▶ _Entries taken from a collection_
════════
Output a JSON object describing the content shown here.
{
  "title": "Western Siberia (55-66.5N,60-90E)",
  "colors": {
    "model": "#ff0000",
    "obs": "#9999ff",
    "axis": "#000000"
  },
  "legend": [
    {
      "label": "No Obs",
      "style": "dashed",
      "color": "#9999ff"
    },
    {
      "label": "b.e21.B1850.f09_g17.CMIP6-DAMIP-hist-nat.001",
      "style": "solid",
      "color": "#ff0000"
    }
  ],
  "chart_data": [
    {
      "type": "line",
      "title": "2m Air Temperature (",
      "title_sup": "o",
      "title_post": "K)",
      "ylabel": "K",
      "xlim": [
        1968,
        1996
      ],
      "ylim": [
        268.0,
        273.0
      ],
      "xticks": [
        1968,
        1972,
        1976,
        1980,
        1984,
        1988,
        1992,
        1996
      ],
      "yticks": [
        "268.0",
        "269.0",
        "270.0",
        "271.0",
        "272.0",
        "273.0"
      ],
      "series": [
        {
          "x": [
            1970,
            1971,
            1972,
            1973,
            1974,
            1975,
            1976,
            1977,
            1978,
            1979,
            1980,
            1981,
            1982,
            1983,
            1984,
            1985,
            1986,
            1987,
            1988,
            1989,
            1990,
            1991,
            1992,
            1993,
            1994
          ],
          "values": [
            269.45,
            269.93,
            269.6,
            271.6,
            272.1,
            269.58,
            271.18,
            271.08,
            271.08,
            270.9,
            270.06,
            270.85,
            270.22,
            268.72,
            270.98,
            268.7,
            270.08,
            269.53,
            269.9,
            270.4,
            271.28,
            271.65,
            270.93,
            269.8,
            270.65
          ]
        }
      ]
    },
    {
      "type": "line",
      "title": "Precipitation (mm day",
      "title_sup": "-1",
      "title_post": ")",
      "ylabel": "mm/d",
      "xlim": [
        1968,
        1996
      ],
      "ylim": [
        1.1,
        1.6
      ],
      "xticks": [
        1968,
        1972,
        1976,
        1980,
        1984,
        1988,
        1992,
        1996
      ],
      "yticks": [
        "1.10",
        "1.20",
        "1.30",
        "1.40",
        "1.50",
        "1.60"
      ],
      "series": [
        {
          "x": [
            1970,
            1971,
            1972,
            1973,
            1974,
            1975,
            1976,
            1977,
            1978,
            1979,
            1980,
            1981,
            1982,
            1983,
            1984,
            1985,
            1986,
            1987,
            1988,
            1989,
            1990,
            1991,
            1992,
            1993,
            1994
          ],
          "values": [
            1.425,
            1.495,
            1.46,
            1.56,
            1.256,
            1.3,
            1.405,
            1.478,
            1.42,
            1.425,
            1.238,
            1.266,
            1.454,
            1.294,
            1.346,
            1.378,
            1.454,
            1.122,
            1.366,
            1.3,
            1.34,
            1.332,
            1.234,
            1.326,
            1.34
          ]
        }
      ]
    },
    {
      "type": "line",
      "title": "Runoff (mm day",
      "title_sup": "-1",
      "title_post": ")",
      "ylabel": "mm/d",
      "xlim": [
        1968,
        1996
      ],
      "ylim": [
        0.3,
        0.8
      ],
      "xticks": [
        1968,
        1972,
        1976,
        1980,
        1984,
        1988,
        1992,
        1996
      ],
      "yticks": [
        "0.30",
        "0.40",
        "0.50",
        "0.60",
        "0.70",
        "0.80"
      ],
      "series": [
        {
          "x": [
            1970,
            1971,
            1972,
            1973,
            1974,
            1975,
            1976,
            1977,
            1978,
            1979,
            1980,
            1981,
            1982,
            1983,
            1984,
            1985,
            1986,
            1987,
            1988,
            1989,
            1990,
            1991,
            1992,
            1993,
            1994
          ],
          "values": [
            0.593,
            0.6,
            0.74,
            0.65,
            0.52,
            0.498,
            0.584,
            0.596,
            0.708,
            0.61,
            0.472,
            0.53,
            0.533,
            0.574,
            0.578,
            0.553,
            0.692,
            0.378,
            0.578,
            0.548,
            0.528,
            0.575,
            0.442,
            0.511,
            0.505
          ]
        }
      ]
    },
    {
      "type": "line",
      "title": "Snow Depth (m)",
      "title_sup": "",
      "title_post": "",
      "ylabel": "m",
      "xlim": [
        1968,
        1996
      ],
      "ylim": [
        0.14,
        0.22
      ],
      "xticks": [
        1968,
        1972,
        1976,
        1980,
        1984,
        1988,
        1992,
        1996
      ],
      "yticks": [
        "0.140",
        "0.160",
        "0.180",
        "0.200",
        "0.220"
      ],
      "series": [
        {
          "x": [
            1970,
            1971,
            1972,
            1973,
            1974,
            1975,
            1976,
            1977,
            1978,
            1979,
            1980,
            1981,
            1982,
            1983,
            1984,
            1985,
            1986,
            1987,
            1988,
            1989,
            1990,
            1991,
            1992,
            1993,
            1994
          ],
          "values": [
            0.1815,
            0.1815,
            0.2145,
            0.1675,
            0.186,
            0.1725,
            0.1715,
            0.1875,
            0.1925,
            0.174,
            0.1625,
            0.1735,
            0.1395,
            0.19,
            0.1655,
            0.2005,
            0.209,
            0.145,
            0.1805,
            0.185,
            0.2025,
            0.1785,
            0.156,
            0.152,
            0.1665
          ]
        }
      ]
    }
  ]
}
════════
▶ _What is required_
All of the entries above must be quoted exactly.

▶ _Task response_
Output a JSON object describing the content shown here.
{
  "title": "Western Siberia (55-66.5N,60-90E)",
  "colors": {
    "model": "#ff0000",
    "obs": "#9999ff",
    "axis": "#000000"
  },
  "legend": [
    {
      "label": "No Obs",
      "style": "dashed",
      "color": "#9999ff"
    },
    {
      "label": "b.e21.B1850.f09_g17.CMIP6-DAMIP-hist-nat.001",
      "style": "solid",
      "color": "#ff0000"
    }
  ],
  "chart_data": [
    {
      "type": "line",
      "title": "2m Air Temperature (",
      "title_sup": "o",
      "title_post": "K)",
      "ylabel": "K",
      "xlim": [
        1968,
        1996
      ],
      "ylim": [
        268.0,
        273.0
      ],
      "xticks": [
        1968,
        1972,
        1976,
        1980,
        1984,
        1988,
        1992,
        1996
      ],
      "yticks": [
        "268.0",
        "269.0",
        "270.0",
        "271.0",
        "272.0",
        "273.0"
      ],
      "series": [
        {
          "x": [
            1970,
            1971,
            1972,
            1973,
            1974,
            1975,
            1976,
            1977,
            1978,
            1979,
            1980,
            1981,
            1982,
            1983,
            1984,
            1985,
            1986,
            1987,
            1988,
            1989,
            1990,
            1991,
            1992,
            1993,
            1994
          ],
          "values": [
            269.45,
            269.93,
            269.6,
            271.6,
            272.1,
            269.58,
            271.18,
            271.08,
            271.08,
            270.9,
            270.06,
            270.85,
            270.22,
            268.72,
            270.98,
            268.7,
            270.08,
            269.53,
            269.9,
            270.4,
            271.28,
            271.65,
            270.93,
            269.8,
            270.65
          ]
        }
      ]
    },
    {
      "type": "line",
      "title": "Precipitation (mm day",
      "title_sup": "-1",
      "title_post": ")",
      "ylabel": "mm/d",
      "xlim": [
        1968,
        1996
      ],
      "ylim": [
        1.1,
        1.6
      ],
      "xticks": [
        1968,
        1972,
        1976,
        1980,
        1984,
        1988,
        1992,
        1996
      ],
      "yticks": [
        "1.10",
        "1.20",
        "1.30",
        "1.40",
        "1.50",
        "1.60"
      ],
      "series": [
        {
          "x": [
            1970,
            1971,
            1972,
            1973,
            1974,
            1975,
            1976,
            1977,
            1978,
            1979,
            1980,
            1981,
            1982,
            1983,
            1984,
            1985,
            1986,
            1987,
            1988,
            1989,
            1990,
            1991,
            1992,
            1993,
            1994
          ],
          "values": [
            1.425,
            1.495,
            1.46,
            1.56,
            1.256,
            1.3,
            1.405,
            1.478,
            1.42,
            1.425,
            1.238,
            1.266,
            1.454,
            1.294,
            1.346,
            1.378,
            1.454,
            1.122,
            1.366,
            1.3,
            1.34,
            1.332,
            1.234,
            1.326,
            1.34
          ]
        }
      ]
    },
    {
      "type": "line",
      "title": "Runoff (mm day",
      "title_sup": "-1",
      "title_post": ")",
      "ylabel": "mm/d",
      "xlim": [
        1968,
        1996
      ],
      "ylim": [
        0.3,
        0.8
      ],
      "xticks": [
        1968,
        1972,
        1976,
        1980,
        1984,
        1988,
        1992,
        1996
      ],
      "yticks": [
        "0.30",
        "0.40",
        "0.50",
        "0.60",
        "0.70",
        "0.80"
      ],
      "series": [
        {
          "x": [
            1970,
            1971,
            1972,
            1973,
            1974,
            1975,
            1976,
            1977,
            1978,
            1979,
            1980,
            1981,
            1982,
            1983,
            1984,
            1985,
            1986,
            1987,
            1988,
            1989,
            1990,
            1991,
            1992,
            1993,
            1994
          ],
          "values": [
            0.593,
            0.6,
            0.74,
            0.65,
            0.52,
            0.498,
            0.584,
            0.596,
            0.708,
            0.61,
            0.472,
            0.53,
            0.533,
            0.574,
            0.578,
            0.553,
            0.692,
            0.378,
            0.578,
            0.548,
            0.528,
            0.575,
            0.442,
            0.511,
            0.505
          ]
        }
      ]
    },
    {
      "type": "line",
      "title": "Snow Depth (m)",
      "title_sup": "",
      "title_post": "",
      "ylabel": "m",
      "xlim": [
        1968,
        1996
      ],
      "ylim": [
        0.14,
        0.22
      ],
      "xticks": [
        1968,
        1972,
        1976,
        1980,
        1984,
        1988,
        1992,
        1996
      ],
      "yticks": [
        "0.140",
        "0.160",
        "0.180",
        "0.200",
        "0.220"
      ],
      "series": [
        {
          "x": [
            1970,
            1971,
            1972,
            1973,
            1974,
            1975,
            1976,
            1977,
            1978,
            1979,
            1980,
            1981,
            1982,
            1983,
            1984,
            1985,
            1986,
            1987,
            1988,
            1989,
            1990,
            1991,
            1992,
            1993,
            1994
          ],
          "values": [
            0.1815,
            0.1815,
            0.2145,
            0.1675,
            0.186,
            0.1725,
            0.1715,
            0.1875,
            0.1925,
            0.174,
            0.1625,
            0.1735,
            0.1395,
            0.19,
            0.1655,
            0.2005,
            0.209,
            0.145,
            0.1805,
            0.185,
            0.2025,
            0.1785,
            0.156,
            0.152,
            0.1665
          ]
        }
      ]
    }
  ]
}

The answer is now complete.